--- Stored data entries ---
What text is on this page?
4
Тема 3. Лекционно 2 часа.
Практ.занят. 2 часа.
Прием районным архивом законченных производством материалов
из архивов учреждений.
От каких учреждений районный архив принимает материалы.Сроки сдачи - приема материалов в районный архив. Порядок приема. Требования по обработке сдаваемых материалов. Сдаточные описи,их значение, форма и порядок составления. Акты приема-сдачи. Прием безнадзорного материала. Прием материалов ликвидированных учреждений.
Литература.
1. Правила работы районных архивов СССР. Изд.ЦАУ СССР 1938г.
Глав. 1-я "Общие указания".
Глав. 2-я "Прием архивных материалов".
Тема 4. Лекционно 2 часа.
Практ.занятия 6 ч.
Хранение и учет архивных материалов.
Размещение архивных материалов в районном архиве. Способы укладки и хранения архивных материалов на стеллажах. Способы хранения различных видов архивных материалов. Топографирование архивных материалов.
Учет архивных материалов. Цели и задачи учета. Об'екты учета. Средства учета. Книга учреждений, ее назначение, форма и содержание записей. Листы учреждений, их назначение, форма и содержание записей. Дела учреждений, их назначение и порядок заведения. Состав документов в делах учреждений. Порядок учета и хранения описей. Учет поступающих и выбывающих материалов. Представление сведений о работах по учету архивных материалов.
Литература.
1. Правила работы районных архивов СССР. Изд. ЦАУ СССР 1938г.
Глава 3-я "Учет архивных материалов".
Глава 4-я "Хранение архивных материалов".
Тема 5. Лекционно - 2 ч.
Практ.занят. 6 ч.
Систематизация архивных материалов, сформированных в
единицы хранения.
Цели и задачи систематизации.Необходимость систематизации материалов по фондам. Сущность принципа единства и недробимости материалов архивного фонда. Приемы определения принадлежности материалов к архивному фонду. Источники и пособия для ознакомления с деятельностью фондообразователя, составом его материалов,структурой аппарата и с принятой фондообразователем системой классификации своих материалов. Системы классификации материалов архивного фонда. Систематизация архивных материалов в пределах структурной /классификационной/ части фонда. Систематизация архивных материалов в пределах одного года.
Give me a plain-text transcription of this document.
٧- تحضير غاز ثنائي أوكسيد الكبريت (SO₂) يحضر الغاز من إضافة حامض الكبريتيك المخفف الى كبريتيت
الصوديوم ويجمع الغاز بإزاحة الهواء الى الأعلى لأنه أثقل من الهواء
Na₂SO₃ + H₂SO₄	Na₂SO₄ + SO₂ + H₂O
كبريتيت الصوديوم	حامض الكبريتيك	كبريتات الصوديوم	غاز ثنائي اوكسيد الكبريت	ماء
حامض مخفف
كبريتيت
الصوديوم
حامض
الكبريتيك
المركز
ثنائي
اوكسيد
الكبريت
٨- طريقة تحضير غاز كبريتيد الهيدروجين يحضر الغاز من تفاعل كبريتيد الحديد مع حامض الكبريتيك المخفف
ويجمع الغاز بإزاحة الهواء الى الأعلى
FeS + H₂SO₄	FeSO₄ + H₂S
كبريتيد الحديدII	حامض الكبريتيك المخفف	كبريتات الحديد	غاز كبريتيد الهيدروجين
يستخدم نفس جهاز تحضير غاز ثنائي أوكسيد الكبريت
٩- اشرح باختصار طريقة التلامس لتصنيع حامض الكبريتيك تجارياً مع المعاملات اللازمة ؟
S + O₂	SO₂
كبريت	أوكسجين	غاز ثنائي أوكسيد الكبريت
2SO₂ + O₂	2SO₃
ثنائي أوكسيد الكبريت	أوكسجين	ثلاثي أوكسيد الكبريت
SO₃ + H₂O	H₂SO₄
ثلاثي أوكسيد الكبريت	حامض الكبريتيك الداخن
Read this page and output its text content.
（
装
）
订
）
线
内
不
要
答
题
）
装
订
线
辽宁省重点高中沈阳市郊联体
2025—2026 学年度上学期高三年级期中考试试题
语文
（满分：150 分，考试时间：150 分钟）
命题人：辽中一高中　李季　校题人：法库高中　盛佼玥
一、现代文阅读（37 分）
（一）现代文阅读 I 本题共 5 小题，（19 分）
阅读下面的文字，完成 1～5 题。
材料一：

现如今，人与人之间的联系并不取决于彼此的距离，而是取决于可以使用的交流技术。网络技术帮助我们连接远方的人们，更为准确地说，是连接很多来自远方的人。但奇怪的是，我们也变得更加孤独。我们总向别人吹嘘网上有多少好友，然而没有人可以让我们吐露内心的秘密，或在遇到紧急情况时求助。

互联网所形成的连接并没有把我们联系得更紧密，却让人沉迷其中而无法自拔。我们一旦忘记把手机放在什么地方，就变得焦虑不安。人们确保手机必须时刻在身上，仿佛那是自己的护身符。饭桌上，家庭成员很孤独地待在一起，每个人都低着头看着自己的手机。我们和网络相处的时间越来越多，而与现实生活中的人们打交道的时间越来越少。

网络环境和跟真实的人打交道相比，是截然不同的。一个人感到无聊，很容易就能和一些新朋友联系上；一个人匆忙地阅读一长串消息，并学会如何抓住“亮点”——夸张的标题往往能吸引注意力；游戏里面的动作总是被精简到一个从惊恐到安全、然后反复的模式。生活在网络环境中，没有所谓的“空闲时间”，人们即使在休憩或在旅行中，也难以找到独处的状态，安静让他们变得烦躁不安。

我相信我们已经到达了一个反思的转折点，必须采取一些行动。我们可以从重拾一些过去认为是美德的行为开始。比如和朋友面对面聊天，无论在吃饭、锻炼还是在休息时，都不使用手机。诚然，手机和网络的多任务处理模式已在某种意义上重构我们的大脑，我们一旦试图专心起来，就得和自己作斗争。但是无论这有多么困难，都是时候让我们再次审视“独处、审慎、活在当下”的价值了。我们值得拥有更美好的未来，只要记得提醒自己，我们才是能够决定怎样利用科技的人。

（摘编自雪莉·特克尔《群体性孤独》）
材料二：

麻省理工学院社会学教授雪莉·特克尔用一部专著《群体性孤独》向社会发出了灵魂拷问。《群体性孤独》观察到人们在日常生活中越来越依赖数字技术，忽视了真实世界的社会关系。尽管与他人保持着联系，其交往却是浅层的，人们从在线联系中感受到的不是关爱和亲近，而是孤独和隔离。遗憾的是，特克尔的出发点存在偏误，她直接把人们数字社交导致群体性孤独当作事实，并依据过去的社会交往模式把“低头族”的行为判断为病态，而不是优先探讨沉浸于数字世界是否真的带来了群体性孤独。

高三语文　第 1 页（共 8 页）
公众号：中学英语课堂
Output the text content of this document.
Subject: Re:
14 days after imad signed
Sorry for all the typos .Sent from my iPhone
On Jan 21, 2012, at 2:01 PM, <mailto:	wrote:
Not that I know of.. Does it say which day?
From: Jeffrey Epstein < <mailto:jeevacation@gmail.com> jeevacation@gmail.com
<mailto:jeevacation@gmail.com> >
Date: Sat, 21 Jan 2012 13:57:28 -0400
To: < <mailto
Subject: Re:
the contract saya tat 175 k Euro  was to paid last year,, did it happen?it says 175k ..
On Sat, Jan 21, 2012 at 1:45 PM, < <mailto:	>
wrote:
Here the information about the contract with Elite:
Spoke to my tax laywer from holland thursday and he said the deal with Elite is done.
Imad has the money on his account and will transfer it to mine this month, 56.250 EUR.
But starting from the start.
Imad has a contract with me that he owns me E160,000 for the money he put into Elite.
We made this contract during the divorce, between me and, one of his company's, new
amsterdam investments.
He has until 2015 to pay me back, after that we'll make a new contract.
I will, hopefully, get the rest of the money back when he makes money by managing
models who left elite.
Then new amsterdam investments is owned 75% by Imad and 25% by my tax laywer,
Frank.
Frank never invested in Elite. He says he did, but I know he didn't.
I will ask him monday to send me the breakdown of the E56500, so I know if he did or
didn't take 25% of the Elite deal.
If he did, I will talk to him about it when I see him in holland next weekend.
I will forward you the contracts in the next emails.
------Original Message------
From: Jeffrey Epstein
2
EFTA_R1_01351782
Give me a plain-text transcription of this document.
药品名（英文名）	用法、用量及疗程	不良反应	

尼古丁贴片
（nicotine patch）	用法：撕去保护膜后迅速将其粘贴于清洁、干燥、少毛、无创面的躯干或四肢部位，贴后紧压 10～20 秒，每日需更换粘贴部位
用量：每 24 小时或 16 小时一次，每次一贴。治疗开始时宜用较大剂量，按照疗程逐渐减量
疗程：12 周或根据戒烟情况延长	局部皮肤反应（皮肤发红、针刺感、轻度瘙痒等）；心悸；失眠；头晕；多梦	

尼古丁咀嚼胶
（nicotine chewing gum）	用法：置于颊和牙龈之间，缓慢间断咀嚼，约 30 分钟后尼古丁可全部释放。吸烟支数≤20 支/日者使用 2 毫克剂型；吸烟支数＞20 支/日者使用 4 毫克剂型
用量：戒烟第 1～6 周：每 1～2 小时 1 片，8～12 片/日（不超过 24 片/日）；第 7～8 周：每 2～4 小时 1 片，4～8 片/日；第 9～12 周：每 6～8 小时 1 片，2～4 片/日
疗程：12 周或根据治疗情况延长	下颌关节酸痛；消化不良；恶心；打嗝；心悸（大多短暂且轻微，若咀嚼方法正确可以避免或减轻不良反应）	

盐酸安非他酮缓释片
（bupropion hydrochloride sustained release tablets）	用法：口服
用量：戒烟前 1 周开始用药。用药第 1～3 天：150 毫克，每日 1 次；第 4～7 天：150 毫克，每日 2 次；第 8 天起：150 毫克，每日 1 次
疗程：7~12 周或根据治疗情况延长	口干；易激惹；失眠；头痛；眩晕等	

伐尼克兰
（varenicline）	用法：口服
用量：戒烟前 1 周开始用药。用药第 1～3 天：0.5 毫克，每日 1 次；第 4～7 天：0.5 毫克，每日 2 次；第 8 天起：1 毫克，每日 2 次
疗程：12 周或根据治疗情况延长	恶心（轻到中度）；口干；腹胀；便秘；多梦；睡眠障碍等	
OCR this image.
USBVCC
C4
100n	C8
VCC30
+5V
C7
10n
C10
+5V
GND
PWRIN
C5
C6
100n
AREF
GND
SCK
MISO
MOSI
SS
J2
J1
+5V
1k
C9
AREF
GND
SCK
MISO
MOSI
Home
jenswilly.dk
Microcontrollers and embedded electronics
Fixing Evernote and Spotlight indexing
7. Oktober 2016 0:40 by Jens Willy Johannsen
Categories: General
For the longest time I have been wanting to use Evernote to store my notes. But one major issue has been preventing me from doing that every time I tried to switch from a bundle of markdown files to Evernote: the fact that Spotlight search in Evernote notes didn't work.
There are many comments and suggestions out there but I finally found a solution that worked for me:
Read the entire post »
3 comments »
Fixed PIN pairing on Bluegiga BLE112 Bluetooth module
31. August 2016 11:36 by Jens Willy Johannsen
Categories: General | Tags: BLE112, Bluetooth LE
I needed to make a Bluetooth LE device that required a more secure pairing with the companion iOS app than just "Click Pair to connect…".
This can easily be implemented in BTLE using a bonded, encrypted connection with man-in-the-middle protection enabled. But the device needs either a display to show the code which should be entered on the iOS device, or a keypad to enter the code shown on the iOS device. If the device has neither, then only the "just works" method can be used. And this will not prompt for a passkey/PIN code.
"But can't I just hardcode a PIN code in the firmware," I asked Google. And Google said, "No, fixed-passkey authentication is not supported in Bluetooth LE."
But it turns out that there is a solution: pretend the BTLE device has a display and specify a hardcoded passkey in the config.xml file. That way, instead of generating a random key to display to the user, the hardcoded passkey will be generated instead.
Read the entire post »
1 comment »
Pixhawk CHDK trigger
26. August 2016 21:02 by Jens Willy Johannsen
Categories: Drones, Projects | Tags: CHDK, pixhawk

--- WHAT THE TASK REQUIRES ---
Copy out the lines that hold "الغاز".

--- FINAL ANSWER ---
٧- تحضير غاز ثنائي أوكسيد الكبريت (SO₂) يحضر الغاز من إضافة حامض الكبريتيك المخفف الى كبريتيت
الصوديوم ويجمع الغاز بإزاحة الهواء الى الأعلى لأنه أثقل من الهواء
٨- طريقة تحضير غاز كبريتيد الهيدروجين يحضر الغاز من تفاعل كبريتيد الحديد مع حامض الكبريتيك المخفف
ويجمع الغاز بإزاحة الهواء الى الأعلى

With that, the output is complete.